**GIVEN DATA**
################

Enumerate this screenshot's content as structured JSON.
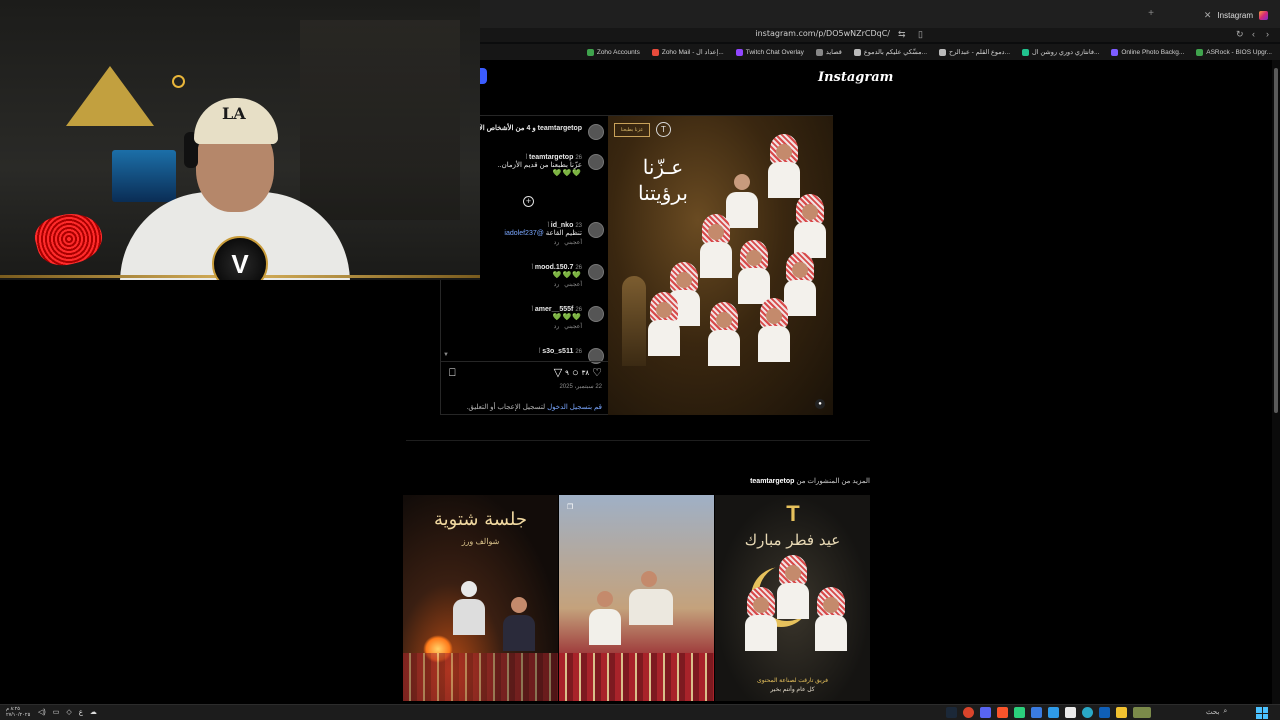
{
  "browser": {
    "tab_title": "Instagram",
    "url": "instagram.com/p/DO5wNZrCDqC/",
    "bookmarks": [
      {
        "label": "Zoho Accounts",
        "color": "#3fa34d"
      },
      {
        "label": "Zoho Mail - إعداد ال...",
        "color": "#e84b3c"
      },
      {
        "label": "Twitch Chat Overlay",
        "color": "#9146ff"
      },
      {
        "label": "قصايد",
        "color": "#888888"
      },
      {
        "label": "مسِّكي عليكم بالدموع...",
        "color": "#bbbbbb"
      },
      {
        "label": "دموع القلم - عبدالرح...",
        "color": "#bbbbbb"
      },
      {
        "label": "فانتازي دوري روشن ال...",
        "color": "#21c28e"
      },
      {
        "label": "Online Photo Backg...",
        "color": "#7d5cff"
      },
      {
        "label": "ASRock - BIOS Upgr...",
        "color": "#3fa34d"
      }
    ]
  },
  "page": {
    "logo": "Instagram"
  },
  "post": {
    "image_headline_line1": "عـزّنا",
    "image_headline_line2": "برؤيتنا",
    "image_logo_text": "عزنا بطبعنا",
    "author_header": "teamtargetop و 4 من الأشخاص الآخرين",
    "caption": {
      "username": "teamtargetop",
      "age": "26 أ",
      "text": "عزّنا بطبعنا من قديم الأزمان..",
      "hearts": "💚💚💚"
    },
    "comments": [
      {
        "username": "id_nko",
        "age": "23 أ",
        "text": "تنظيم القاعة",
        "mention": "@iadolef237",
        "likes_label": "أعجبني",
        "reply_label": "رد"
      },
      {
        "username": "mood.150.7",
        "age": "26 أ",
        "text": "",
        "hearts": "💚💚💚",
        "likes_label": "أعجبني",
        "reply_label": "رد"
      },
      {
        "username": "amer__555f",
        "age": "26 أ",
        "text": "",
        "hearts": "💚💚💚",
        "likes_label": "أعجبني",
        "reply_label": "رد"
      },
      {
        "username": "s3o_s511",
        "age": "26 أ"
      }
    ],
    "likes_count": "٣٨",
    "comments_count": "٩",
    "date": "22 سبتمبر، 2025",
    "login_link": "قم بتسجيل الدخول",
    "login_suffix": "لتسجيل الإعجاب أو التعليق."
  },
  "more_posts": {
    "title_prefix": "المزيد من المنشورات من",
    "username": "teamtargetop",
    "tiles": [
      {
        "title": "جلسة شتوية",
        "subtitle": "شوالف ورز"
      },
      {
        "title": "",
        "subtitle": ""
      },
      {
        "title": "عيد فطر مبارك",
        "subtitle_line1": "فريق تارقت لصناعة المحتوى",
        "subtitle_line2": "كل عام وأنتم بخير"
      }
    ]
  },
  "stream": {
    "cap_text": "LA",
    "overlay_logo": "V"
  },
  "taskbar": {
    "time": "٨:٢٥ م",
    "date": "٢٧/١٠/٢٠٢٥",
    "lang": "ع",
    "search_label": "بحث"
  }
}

################

**SET TASK**
Output the material word for word, omitting its pictures.

**ANSWER TO THE TASK**
Enumerate this screenshot's content as structured JSON.
{
  "browser": {
    "tab_title": "Instagram",
    "url": "instagram.com/p/DO5wNZrCDqC/",
    "bookmarks": [
      {
        "label": "Zoho Accounts",
        "color": "#3fa34d"
      },
      {
        "label": "Zoho Mail - إعداد ال...",
        "color": "#e84b3c"
      },
      {
        "label": "Twitch Chat Overlay",
        "color": "#9146ff"
      },
      {
        "label": "قصايد",
        "color": "#888888"
      },
      {
        "label": "مسِّكي عليكم بالدموع...",
        "color": "#bbbbbb"
      },
      {
        "label": "دموع القلم - عبدالرح...",
        "color": "#bbbbbb"
      },
      {
        "label": "فانتازي دوري روشن ال...",
        "color": "#21c28e"
      },
      {
        "label": "Online Photo Backg...",
        "color": "#7d5cff"
      },
      {
        "label": "ASRock - BIOS Upgr...",
        "color": "#3fa34d"
      }
    ]
  },
  "page": {
    "logo": "Instagram"
  },
  "post": {
    "image_headline_line1": "عـزّنا",
    "image_headline_line2": "برؤيتنا",
    "image_logo_text": "عزنا بطبعنا",
    "author_header": "teamtargetop و 4 من الأشخاص الآخرين",
    "caption": {
      "username": "teamtargetop",
      "age": "26 أ",
      "text": "عزّنا بطبعنا من قديم الأزمان..",
      "hearts": "💚💚💚"
    },
    "comments": [
      {
        "username": "id_nko",
        "age": "23 أ",
        "text": "تنظيم القاعة",
        "mention": "@iadolef237",
        "likes_label": "أعجبني",
        "reply_label": "رد"
      },
      {
        "username": "mood.150.7",
        "age": "26 أ",
        "text": "",
        "hearts": "💚💚💚",
        "likes_label": "أعجبني",
        "reply_label": "رد"
      },
      {
        "username": "amer__555f",
        "age": "26 أ",
        "text": "",
        "hearts": "💚💚💚",
        "likes_label": "أعجبني",
        "reply_label": "رد"
      },
      {
        "username": "s3o_s511",
        "age": "26 أ"
      }
    ],
    "likes_count": "٣٨",
    "comments_count": "٩",
    "date": "22 سبتمبر، 2025",
    "login_link": "قم بتسجيل الدخول",
    "login_suffix": "لتسجيل الإعجاب أو التعليق."
  },
  "more_posts": {
    "title_prefix": "المزيد من المنشورات من",
    "username": "teamtargetop",
    "tiles": [
      {
        "title": "جلسة شتوية",
        "subtitle": "شوالف ورز"
      },
      {
        "title": "",
        "subtitle": ""
      },
      {
        "title": "عيد فطر مبارك",
        "subtitle_line1": "فريق تارقت لصناعة المحتوى",
        "subtitle_line2": "كل عام وأنتم بخير"
      }
    ]
  },
  "stream": {
    "cap_text": "LA",
    "overlay_logo": "V"
  },
  "taskbar": {
    "time": "٨:٢٥ م",
    "date": "٢٧/١٠/٢٠٢٥",
    "lang": "ع",
    "search_label": "بحث"
  }
}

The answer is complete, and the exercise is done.